• Brief: Transcribe the records below in full; pictures stay out of the copy.

• Records:

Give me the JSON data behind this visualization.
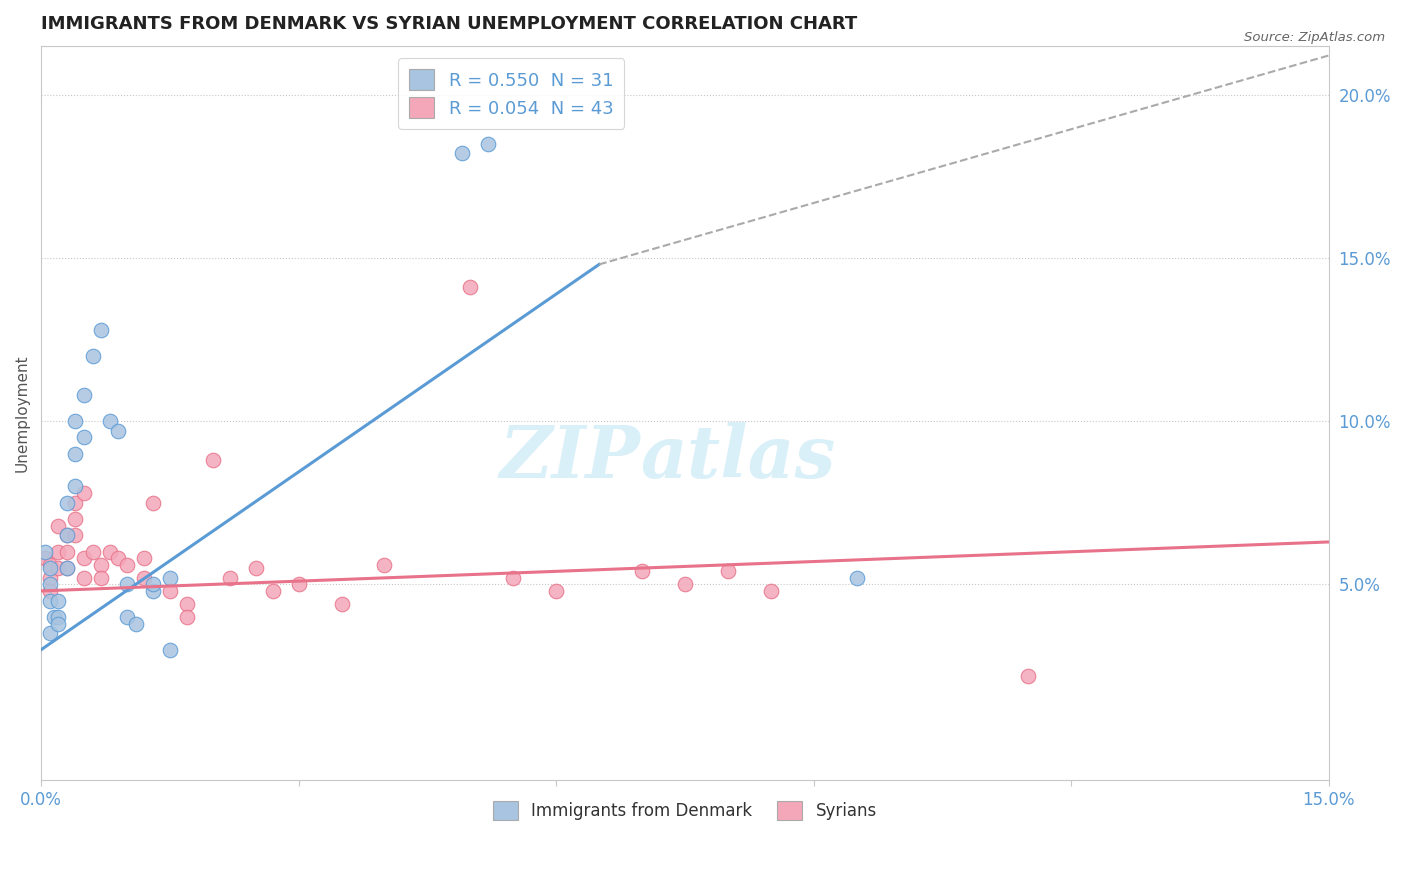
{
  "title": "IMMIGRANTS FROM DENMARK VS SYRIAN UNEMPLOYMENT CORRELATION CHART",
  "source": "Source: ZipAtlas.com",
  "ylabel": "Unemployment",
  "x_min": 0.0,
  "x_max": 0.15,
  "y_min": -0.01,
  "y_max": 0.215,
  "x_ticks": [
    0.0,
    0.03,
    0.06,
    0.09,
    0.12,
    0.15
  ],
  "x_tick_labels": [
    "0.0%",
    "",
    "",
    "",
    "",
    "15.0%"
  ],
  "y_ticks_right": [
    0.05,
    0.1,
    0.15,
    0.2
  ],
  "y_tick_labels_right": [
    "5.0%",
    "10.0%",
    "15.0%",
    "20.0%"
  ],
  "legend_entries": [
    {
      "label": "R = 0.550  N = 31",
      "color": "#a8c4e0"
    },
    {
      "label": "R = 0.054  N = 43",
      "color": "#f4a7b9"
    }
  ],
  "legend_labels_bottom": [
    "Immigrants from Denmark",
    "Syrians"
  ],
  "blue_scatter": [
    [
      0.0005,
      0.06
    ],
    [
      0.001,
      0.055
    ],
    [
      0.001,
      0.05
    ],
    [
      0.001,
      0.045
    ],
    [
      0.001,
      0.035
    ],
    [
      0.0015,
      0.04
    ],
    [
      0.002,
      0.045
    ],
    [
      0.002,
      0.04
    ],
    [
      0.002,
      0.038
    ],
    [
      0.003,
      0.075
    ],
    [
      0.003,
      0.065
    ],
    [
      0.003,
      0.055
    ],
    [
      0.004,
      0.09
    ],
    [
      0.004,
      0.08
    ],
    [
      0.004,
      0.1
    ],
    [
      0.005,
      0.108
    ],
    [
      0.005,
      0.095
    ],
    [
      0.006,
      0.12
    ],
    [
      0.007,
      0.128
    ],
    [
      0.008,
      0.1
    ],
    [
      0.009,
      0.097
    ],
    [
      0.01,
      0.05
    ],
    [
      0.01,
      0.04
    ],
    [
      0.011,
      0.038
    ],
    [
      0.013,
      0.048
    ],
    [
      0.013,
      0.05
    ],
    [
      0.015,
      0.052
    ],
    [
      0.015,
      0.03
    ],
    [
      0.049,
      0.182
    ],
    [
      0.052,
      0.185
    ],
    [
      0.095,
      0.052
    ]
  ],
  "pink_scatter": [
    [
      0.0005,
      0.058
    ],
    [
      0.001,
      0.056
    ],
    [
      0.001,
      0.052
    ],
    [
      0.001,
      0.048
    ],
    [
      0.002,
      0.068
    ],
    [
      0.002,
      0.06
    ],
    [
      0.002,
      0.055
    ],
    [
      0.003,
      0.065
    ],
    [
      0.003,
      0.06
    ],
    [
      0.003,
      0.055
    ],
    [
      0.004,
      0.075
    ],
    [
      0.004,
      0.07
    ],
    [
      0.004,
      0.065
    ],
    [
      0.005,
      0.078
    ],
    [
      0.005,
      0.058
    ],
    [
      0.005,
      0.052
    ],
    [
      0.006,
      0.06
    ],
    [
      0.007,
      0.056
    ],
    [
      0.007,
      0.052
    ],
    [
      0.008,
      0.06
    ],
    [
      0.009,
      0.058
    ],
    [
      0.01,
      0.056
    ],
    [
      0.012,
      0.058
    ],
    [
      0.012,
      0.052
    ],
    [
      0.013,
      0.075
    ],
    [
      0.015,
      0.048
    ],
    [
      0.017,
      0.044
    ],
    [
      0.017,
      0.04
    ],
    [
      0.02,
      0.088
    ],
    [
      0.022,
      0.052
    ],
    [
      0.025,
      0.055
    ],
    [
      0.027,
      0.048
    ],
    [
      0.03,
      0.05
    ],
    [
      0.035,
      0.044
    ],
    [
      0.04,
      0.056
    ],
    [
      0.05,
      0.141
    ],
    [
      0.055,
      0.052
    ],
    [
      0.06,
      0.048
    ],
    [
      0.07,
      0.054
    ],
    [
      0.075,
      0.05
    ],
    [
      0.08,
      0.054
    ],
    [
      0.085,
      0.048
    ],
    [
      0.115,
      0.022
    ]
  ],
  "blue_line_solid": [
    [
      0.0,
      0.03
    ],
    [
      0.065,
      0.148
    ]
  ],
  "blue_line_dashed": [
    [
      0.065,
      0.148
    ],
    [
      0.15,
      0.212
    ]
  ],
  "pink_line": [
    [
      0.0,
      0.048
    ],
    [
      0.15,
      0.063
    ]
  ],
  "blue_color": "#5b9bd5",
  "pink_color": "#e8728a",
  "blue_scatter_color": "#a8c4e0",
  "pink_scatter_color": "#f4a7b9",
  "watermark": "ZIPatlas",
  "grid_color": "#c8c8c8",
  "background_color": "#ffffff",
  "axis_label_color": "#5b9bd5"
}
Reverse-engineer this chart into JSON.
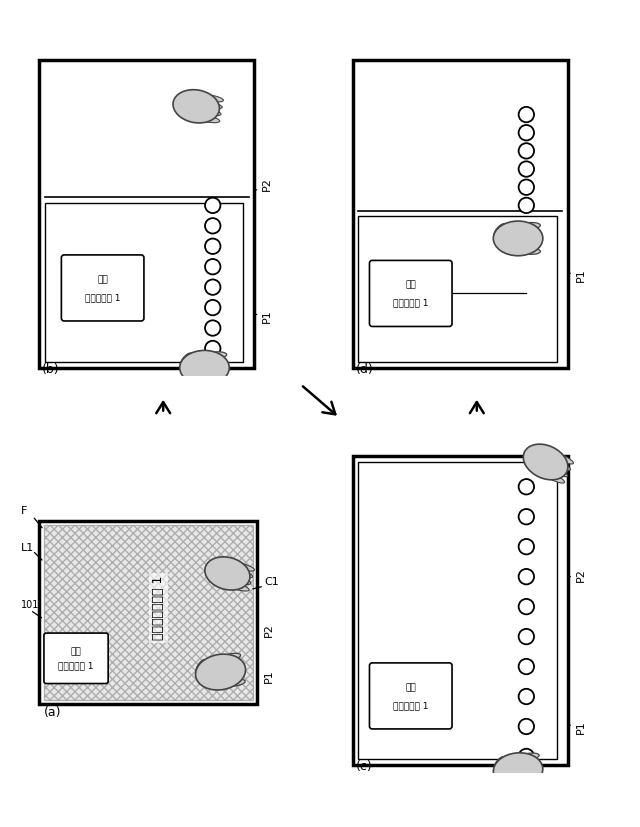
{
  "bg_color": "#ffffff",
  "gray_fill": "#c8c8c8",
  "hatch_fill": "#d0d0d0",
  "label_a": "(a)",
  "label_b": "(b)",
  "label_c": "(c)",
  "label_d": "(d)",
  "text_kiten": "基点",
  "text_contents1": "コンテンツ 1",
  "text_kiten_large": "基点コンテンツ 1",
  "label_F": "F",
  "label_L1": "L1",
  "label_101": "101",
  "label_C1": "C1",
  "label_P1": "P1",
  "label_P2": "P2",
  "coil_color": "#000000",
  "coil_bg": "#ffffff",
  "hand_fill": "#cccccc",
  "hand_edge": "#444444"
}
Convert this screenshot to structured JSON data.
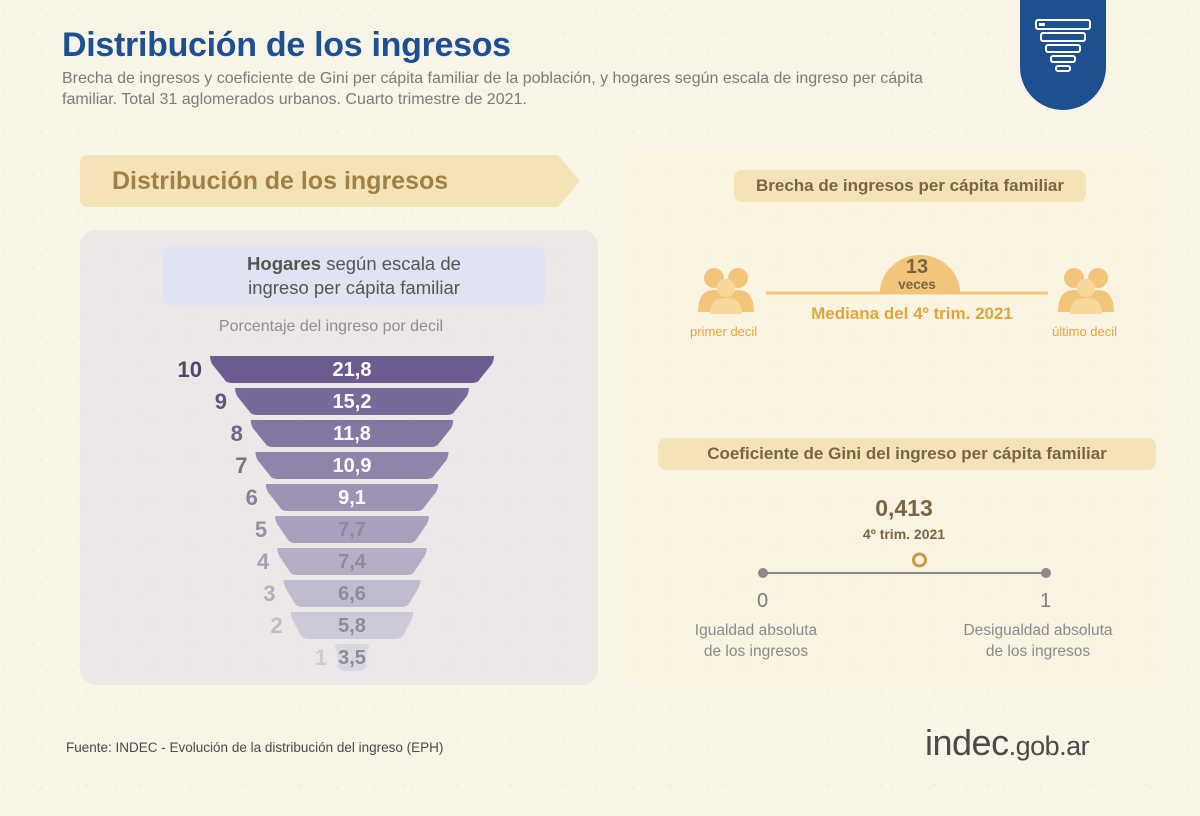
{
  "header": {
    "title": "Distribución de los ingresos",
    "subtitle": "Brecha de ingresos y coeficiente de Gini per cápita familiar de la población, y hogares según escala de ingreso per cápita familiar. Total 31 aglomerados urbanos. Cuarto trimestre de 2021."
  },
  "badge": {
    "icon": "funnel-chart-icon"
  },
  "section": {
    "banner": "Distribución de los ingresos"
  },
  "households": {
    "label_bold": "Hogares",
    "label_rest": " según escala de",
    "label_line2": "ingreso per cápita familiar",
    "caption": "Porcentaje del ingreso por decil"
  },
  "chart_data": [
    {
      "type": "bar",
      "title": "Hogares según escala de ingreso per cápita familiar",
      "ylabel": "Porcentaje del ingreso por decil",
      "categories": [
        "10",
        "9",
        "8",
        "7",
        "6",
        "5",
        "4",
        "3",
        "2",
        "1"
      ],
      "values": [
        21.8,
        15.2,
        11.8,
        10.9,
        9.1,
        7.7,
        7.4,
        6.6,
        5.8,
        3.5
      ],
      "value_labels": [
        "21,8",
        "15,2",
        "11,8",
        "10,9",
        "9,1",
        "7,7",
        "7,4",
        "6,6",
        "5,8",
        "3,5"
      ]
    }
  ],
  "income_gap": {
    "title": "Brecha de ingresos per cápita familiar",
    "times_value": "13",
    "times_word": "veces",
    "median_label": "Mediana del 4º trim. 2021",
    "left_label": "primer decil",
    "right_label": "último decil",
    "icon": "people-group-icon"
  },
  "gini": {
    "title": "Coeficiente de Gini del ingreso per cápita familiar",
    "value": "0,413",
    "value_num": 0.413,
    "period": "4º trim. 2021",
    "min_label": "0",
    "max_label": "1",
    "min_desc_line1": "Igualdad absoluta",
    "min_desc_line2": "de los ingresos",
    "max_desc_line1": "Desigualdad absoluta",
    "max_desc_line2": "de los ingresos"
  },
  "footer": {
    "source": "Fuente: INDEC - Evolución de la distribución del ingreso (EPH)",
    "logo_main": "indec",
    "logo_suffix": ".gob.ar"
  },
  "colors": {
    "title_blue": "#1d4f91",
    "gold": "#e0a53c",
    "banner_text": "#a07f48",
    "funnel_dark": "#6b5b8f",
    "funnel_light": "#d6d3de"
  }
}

• Expected answer:
Give me the JSON data behind this visualization.
{
  "title": "IMMIGRANTS FROM DENMARK VS SYRIAN UNEMPLOYMENT CORRELATION CHART",
  "source": "Source: ZipAtlas.com",
  "ylabel": "Unemployment",
  "x_min": 0.0,
  "x_max": 0.15,
  "y_min": -0.01,
  "y_max": 0.215,
  "x_ticks": [
    0.0,
    0.03,
    0.06,
    0.09,
    0.12,
    0.15
  ],
  "x_tick_labels": [
    "0.0%",
    "",
    "",
    "",
    "",
    "15.0%"
  ],
  "y_ticks_right": [
    0.05,
    0.1,
    0.15,
    0.2
  ],
  "y_tick_labels_right": [
    "5.0%",
    "10.0%",
    "15.0%",
    "20.0%"
  ],
  "legend_entries": [
    {
      "label": "R = 0.550  N = 31",
      "color": "#a8c4e0"
    },
    {
      "label": "R = 0.054  N = 43",
      "color": "#f4a7b9"
    }
  ],
  "legend_labels_bottom": [
    "Immigrants from Denmark",
    "Syrians"
  ],
  "blue_scatter": [
    [
      0.0005,
      0.06
    ],
    [
      0.001,
      0.055
    ],
    [
      0.001,
      0.05
    ],
    [
      0.001,
      0.045
    ],
    [
      0.001,
      0.035
    ],
    [
      0.0015,
      0.04
    ],
    [
      0.002,
      0.045
    ],
    [
      0.002,
      0.04
    ],
    [
      0.002,
      0.038
    ],
    [
      0.003,
      0.075
    ],
    [
      0.003,
      0.065
    ],
    [
      0.003,
      0.055
    ],
    [
      0.004,
      0.09
    ],
    [
      0.004,
      0.08
    ],
    [
      0.004,
      0.1
    ],
    [
      0.005,
      0.108
    ],
    [
      0.005,
      0.095
    ],
    [
      0.006,
      0.12
    ],
    [
      0.007,
      0.128
    ],
    [
      0.008,
      0.1
    ],
    [
      0.009,
      0.097
    ],
    [
      0.01,
      0.05
    ],
    [
      0.01,
      0.04
    ],
    [
      0.011,
      0.038
    ],
    [
      0.013,
      0.048
    ],
    [
      0.013,
      0.05
    ],
    [
      0.015,
      0.052
    ],
    [
      0.015,
      0.03
    ],
    [
      0.049,
      0.182
    ],
    [
      0.052,
      0.185
    ],
    [
      0.095,
      0.052
    ]
  ],
  "pink_scatter": [
    [
      0.0005,
      0.058
    ],
    [
      0.001,
      0.056
    ],
    [
      0.001,
      0.052
    ],
    [
      0.001,
      0.048
    ],
    [
      0.002,
      0.068
    ],
    [
      0.002,
      0.06
    ],
    [
      0.002,
      0.055
    ],
    [
      0.003,
      0.065
    ],
    [
      0.003,
      0.06
    ],
    [
      0.003,
      0.055
    ],
    [
      0.004,
      0.075
    ],
    [
      0.004,
      0.07
    ],
    [
      0.004,
      0.065
    ],
    [
      0.005,
      0.078
    ],
    [
      0.005,
      0.058
    ],
    [
      0.005,
      0.052
    ],
    [
      0.006,
      0.06
    ],
    [
      0.007,
      0.056
    ],
    [
      0.007,
      0.052
    ],
    [
      0.008,
      0.06
    ],
    [
      0.009,
      0.058
    ],
    [
      0.01,
      0.056
    ],
    [
      0.012,
      0.058
    ],
    [
      0.012,
      0.052
    ],
    [
      0.013,
      0.075
    ],
    [
      0.015,
      0.048
    ],
    [
      0.017,
      0.044
    ],
    [
      0.017,
      0.04
    ],
    [
      0.02,
      0.088
    ],
    [
      0.022,
      0.052
    ],
    [
      0.025,
      0.055
    ],
    [
      0.027,
      0.048
    ],
    [
      0.03,
      0.05
    ],
    [
      0.035,
      0.044
    ],
    [
      0.04,
      0.056
    ],
    [
      0.05,
      0.141
    ],
    [
      0.055,
      0.052
    ],
    [
      0.06,
      0.048
    ],
    [
      0.07,
      0.054
    ],
    [
      0.075,
      0.05
    ],
    [
      0.08,
      0.054
    ],
    [
      0.085,
      0.048
    ],
    [
      0.115,
      0.022
    ]
  ],
  "blue_line_solid": [
    [
      0.0,
      0.03
    ],
    [
      0.065,
      0.148
    ]
  ],
  "blue_line_dashed": [
    [
      0.065,
      0.148
    ],
    [
      0.15,
      0.212
    ]
  ],
  "pink_line": [
    [
      0.0,
      0.048
    ],
    [
      0.15,
      0.063
    ]
  ],
  "blue_color": "#5b9bd5",
  "pink_color": "#e8728a",
  "blue_scatter_color": "#a8c4e0",
  "pink_scatter_color": "#f4a7b9",
  "watermark": "ZIPatlas",
  "grid_color": "#c8c8c8",
  "background_color": "#ffffff",
  "axis_label_color": "#5b9bd5"
}
Reverse-engineer this chart into JSON.
{
  "bg_color": "#ffffff",
  "gray_fill": "#c8c8c8",
  "hatch_fill": "#d0d0d0",
  "label_a": "(a)",
  "label_b": "(b)",
  "label_c": "(c)",
  "label_d": "(d)",
  "text_kiten": "基点",
  "text_contents1": "コンテンツ 1",
  "text_kiten_large": "基点コンテンツ 1",
  "label_F": "F",
  "label_L1": "L1",
  "label_101": "101",
  "label_C1": "C1",
  "label_P1": "P1",
  "label_P2": "P2",
  "coil_color": "#000000",
  "coil_bg": "#ffffff",
  "hand_fill": "#cccccc",
  "hand_edge": "#444444"
}
Convert this screenshot to structured JSON data.
{
  "header": {
    "title": "Distribución de los ingresos",
    "subtitle": "Brecha de ingresos y coeficiente de Gini per cápita familiar de la población, y hogares según escala de ingreso per cápita familiar. Total 31 aglomerados urbanos. Cuarto trimestre de 2021."
  },
  "badge": {
    "icon": "funnel-chart-icon"
  },
  "section": {
    "banner": "Distribución de los ingresos"
  },
  "households": {
    "label_bold": "Hogares",
    "label_rest": " según escala de",
    "label_line2": "ingreso per cápita familiar",
    "caption": "Porcentaje del ingreso por decil"
  },
  "chart_data": [
    {
      "type": "bar",
      "title": "Hogares según escala de ingreso per cápita familiar",
      "ylabel": "Porcentaje del ingreso por decil",
      "categories": [
        "10",
        "9",
        "8",
        "7",
        "6",
        "5",
        "4",
        "3",
        "2",
        "1"
      ],
      "values": [
        21.8,
        15.2,
        11.8,
        10.9,
        9.1,
        7.7,
        7.4,
        6.6,
        5.8,
        3.5
      ],
      "value_labels": [
        "21,8",
        "15,2",
        "11,8",
        "10,9",
        "9,1",
        "7,7",
        "7,4",
        "6,6",
        "5,8",
        "3,5"
      ]
    }
  ],
  "income_gap": {
    "title": "Brecha de ingresos per cápita familiar",
    "times_value": "13",
    "times_word": "veces",
    "median_label": "Mediana del 4º trim. 2021",
    "left_label": "primer decil",
    "right_label": "último decil",
    "icon": "people-group-icon"
  },
  "gini": {
    "title": "Coeficiente de Gini del ingreso per cápita familiar",
    "value": "0,413",
    "value_num": 0.413,
    "period": "4º trim. 2021",
    "min_label": "0",
    "max_label": "1",
    "min_desc_line1": "Igualdad absoluta",
    "min_desc_line2": "de los ingresos",
    "max_desc_line1": "Desigualdad absoluta",
    "max_desc_line2": "de los ingresos"
  },
  "footer": {
    "source": "Fuente: INDEC - Evolución de la distribución del ingreso (EPH)",
    "logo_main": "indec",
    "logo_suffix": ".gob.ar"
  },
  "colors": {
    "title_blue": "#1d4f91",
    "gold": "#e0a53c",
    "banner_text": "#a07f48",
    "funnel_dark": "#6b5b8f",
    "funnel_light": "#d6d3de"
  }
}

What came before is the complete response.